**EXERCISE INSTRUCTIONS**. Review the material line by line. Identify and copy every line that contains the string "SOFINOR".

**EXERCISE MATERIAL**.
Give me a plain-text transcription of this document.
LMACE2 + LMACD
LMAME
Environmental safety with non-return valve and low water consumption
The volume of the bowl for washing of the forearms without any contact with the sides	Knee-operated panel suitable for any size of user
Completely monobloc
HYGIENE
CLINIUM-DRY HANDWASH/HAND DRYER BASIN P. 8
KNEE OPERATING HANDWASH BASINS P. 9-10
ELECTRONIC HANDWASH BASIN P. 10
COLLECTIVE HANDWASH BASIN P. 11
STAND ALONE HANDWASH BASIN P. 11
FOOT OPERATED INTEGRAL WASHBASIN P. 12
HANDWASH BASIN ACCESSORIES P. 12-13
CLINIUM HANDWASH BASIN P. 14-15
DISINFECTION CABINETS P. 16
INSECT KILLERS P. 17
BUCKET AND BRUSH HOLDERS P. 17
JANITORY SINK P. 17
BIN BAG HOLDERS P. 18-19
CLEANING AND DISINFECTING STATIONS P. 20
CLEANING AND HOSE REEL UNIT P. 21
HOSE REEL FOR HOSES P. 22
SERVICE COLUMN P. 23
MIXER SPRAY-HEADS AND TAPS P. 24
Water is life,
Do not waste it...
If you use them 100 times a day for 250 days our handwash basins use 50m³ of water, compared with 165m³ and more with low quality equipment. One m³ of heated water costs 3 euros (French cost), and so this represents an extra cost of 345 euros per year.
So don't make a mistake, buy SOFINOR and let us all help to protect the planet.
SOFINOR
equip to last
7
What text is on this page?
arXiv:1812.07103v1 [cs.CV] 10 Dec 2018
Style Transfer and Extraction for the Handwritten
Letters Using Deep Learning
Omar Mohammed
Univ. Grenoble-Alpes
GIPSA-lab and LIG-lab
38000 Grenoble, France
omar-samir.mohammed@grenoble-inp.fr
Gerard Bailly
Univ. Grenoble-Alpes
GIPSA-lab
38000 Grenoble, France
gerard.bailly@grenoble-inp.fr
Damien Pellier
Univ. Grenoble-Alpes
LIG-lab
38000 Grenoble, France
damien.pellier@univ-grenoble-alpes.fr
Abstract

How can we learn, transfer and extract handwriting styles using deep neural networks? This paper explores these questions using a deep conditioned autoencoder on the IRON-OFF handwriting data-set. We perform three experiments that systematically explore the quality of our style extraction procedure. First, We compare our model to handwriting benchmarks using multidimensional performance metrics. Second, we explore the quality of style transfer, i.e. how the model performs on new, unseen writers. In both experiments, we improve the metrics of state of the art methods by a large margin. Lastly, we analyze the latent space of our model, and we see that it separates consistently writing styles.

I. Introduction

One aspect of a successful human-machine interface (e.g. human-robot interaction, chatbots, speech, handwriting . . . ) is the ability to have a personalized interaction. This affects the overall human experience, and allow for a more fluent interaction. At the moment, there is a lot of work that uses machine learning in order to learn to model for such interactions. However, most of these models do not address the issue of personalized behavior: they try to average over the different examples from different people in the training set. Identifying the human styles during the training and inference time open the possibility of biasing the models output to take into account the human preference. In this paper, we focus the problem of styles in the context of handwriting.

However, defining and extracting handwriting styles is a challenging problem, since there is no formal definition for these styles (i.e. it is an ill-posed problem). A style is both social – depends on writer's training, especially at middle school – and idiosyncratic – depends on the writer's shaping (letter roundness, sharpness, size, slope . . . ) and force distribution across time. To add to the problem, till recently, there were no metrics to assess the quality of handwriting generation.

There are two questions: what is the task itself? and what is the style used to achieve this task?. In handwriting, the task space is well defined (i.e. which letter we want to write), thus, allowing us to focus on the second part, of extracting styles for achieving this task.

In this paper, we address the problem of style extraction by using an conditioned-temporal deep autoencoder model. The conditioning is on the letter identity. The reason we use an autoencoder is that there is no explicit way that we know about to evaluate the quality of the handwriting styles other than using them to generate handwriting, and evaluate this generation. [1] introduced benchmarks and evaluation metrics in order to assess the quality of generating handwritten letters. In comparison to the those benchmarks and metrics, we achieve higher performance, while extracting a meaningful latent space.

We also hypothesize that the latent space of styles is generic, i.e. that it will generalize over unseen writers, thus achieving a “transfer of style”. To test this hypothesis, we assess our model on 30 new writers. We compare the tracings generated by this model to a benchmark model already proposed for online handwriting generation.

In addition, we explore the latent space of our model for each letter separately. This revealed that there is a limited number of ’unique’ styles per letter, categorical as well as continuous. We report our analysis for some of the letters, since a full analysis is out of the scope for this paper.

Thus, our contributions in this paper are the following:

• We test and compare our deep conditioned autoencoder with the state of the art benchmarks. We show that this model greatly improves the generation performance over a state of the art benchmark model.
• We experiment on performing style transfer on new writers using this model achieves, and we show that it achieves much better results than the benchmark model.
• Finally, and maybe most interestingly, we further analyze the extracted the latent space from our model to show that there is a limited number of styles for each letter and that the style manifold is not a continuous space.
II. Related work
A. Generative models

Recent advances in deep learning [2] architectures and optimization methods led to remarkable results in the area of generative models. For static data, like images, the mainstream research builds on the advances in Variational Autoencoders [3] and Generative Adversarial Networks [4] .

**RESPONSE TO THIS TASK**.
So don't make a mistake, buy SOFINOR and let us all help to protect the planet.
SOFINOR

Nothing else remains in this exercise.